-- Required task --
Check each line of the data for "桥梁建造全过程质量预控及保证体系" and select those that have it.
=-=-=
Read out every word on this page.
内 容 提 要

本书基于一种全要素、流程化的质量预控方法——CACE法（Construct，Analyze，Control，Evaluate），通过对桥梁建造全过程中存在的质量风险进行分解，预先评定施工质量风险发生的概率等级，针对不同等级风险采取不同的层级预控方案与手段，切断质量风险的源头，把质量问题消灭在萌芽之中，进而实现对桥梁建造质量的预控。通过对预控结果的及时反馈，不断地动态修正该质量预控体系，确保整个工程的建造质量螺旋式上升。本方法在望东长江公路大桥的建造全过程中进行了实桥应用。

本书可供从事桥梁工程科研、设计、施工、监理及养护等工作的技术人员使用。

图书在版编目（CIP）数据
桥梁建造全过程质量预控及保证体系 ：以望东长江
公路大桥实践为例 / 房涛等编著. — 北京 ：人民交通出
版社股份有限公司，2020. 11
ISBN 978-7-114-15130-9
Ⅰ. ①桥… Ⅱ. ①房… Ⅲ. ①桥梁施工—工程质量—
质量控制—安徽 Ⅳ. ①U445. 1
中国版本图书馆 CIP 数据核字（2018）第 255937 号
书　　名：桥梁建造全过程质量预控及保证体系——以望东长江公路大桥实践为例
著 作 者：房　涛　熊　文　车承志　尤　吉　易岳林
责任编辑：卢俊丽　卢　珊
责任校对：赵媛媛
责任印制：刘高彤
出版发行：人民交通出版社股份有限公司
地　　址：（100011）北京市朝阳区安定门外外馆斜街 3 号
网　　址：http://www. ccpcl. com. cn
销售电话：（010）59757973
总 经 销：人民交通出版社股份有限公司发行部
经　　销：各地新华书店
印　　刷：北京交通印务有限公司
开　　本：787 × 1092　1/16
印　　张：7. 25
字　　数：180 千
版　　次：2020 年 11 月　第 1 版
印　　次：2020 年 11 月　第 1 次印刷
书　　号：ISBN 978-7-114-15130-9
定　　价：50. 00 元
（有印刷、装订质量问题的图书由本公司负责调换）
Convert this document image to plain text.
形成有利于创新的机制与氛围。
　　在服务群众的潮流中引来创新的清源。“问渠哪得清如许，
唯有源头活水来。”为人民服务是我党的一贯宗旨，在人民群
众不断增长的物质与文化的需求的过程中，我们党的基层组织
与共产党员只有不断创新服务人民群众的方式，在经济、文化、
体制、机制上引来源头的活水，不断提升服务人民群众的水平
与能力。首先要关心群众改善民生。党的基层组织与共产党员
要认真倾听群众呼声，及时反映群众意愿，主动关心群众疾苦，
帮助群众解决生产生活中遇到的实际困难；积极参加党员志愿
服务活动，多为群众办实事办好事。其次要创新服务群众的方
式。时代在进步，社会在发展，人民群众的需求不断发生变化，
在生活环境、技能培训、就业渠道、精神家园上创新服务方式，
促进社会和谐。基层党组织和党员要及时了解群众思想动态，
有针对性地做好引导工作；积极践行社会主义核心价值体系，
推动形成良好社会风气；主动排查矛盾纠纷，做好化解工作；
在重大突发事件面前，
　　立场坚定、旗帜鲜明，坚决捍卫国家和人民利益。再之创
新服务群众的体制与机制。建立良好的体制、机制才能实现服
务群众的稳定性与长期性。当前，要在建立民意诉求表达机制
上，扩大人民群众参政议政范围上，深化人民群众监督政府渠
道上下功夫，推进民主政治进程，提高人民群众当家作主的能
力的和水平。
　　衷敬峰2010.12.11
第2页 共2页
=-=-=
-- Reply to the exercise --
桥梁建造全过程质量预控及保证体系 ：以望东长江
书　　名：桥梁建造全过程质量预控及保证体系——以望东长江公路大桥实践为例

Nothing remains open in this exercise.